Start of Text under study

France to ease COVID restrictions starting Feb. 2
France will begin a gradual lifting of COVID restrictions from February 2 amid "encouraging signs" that the wave of infections due to the Omicron variant is ebbing, Prime Minister Jean Castex said Thursday.
Even though authorities registered a record 464,769 new daily cases on Tuesday, Castex said the implementation of a "vaccine pass" starting Monday to enter restaurants, cinemas and other public venues would allow an easing of tighter rules imposed since December.
In a first step, the audience capacity limits for concert halls, sporting matches and other events—2,000 people indoors, and 5,000 outdoors—will be ended from February 2.
Working from home will also no longer be mandatory for eligible employees, and face masks will not be required outside, Castex told a press conference alongside Health Minister Olivier Veran.
"We are a bit more confident in saying we can relax some of these constraints and let people return to life as normal as possible," Veran said.
Previously, the health pass could also be obtained with a recent negative COVID test, a possibility the government ended in its bid to convince more people to get COVID jabs—Castex said 93 percent of French adults now had at least one dose.
"Since the announcement of the vaccine pass, one million French people have gotten vaccinated. That's good, but it's not enough," he said, adding that booster shots would be extended to children aged 12 to 17 starting Monday.
In a second stage, nightclubs that have been shut since December will be allowed to reopen on February 16, and standing areas will again be authorised for concerts and sporting events as well as bars.
Eating and drinking will again be allowed in stadiums, movie theatres and public transport on that date.
Castex also said he hoped to be able to ease face mask rules for children in schools after winter vacation breaks in late February.
Some 17,000 classes are currently shut across France after students or staff caught the virus, and parents must get a series of tests for exposed children before they are allowed to return.

End of Text under study
Start of Information

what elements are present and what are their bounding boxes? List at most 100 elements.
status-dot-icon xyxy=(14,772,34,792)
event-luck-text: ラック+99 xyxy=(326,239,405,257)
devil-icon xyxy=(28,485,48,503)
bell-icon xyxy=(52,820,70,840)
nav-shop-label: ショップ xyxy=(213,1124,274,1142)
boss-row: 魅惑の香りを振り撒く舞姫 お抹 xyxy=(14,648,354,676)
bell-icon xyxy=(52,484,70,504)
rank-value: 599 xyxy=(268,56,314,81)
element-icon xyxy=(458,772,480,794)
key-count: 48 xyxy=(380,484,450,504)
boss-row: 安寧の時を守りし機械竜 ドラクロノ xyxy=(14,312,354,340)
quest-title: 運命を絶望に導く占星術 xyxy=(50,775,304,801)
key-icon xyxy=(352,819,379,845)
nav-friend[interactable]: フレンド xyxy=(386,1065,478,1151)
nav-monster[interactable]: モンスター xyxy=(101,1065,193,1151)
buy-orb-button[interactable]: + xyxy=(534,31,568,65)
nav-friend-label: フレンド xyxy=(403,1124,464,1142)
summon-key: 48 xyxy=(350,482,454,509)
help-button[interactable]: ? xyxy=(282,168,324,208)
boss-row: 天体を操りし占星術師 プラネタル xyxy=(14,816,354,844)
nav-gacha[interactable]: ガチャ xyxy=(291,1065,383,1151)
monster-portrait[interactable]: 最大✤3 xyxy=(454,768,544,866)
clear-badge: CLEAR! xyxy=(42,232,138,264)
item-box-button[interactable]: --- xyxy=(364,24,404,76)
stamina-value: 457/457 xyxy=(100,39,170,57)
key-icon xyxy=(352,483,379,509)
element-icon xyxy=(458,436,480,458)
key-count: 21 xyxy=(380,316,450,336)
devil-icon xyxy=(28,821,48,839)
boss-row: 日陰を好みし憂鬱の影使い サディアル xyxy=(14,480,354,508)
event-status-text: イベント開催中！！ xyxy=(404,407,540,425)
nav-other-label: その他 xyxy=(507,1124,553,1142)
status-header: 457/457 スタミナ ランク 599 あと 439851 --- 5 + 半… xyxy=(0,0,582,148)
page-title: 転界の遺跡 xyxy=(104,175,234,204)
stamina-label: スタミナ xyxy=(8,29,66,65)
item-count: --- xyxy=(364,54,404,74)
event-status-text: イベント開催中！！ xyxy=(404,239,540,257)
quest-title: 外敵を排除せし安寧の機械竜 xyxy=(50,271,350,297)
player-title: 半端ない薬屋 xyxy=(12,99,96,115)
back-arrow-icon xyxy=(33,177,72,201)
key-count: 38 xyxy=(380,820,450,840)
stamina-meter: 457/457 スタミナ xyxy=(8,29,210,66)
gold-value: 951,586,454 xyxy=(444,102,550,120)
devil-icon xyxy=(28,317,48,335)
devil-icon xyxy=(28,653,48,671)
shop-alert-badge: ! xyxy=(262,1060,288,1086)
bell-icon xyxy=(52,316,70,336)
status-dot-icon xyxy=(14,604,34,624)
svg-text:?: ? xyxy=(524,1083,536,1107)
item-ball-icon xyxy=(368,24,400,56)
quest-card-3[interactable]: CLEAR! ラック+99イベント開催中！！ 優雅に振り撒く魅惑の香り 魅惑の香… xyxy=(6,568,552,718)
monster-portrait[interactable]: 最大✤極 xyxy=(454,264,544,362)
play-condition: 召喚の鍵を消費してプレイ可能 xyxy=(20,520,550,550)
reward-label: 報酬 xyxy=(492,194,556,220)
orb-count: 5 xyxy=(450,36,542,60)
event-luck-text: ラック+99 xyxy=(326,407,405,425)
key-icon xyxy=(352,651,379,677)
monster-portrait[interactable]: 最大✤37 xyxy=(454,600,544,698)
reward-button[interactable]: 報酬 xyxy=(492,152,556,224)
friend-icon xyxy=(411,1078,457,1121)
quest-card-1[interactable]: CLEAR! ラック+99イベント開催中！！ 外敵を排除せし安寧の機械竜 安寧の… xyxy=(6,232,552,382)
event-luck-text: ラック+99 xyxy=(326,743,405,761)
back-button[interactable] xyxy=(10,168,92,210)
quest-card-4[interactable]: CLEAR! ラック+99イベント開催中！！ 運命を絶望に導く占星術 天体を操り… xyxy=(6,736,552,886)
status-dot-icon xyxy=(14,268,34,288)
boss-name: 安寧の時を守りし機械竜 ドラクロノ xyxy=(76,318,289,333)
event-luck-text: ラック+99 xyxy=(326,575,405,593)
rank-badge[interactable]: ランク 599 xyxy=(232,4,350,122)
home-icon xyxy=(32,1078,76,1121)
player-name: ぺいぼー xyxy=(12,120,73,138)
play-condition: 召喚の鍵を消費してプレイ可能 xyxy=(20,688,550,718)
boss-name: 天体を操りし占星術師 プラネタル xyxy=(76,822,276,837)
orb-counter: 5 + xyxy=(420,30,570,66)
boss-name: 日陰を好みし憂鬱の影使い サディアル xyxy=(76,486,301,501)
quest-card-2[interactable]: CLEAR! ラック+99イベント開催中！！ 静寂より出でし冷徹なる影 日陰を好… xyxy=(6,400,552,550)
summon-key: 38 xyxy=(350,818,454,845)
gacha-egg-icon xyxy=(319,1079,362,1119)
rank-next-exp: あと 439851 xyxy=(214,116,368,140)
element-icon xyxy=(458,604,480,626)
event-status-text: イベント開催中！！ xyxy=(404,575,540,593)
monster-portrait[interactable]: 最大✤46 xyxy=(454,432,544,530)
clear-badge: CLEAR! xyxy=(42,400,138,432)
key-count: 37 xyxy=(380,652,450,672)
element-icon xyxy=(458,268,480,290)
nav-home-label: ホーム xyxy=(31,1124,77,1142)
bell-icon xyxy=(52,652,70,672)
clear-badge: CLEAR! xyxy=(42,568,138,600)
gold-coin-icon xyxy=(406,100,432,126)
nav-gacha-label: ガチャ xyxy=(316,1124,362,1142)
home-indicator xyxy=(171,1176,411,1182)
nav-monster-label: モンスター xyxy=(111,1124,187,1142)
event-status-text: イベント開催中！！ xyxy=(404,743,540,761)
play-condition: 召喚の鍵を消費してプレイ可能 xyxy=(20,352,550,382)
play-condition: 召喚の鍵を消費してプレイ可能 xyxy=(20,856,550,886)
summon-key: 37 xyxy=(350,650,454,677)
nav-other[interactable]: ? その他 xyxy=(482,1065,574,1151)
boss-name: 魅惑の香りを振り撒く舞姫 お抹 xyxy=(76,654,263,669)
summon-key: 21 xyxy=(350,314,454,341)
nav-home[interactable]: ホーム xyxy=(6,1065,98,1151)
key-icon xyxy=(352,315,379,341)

End of Information

# Problem requirements
Transcribe the whole article on France easing COVID restrictions starting February 2, word for word.

# Your response
France to ease COVID restrictions starting Feb. 2
France will begin a gradual lifting of COVID restrictions from February 2 amid "encouraging signs" that the wave of infections due to the Omicron variant is ebbing, Prime Minister Jean Castex said Thursday.
Even though authorities registered a record 464,769 new daily cases on Tuesday, Castex said the implementation of a "vaccine pass" starting Monday to enter restaurants, cinemas and other public venues would allow an easing of tighter rules imposed since December.
In a first step, the audience capacity limits for concert halls, sporting matches and other events—2,000 people indoors, and 5,000 outdoors—will be ended from February 2.
Working from home will also no longer be mandatory for eligible employees, and face masks will not be required outside, Castex told a press conference alongside Health Minister Olivier Veran.
"We are a bit more confident in saying we can relax some of these constraints and let people return to life as normal as possible," Veran said.
Previously, the health pass could also be obtained with a recent negative COVID test, a possibility the government ended in its bid to convince more people to get COVID jabs—Castex said 93 percent of French adults now had at least one dose.
"Since the announcement of the vaccine pass, one million French people have gotten vaccinated. That's good, but it's not enough," he said, adding that booster shots would be extended to children aged 12 to 17 starting Monday.
In a second stage, nightclubs that have been shut since December will be allowed to reopen on February 16, and standing areas will again be authorised for concerts and sporting events as well as bars.
Eating and drinking will again be allowed in stadiums, movie theatres and public transport on that date.
Castex also said he hoped to be able to ease face mask rules for children in schools after winter vacation breaks in late February.
Some 17,000 classes are currently shut across France after students or staff caught the virus, and parents must get a series of tests for exposed children before they are allowed to return.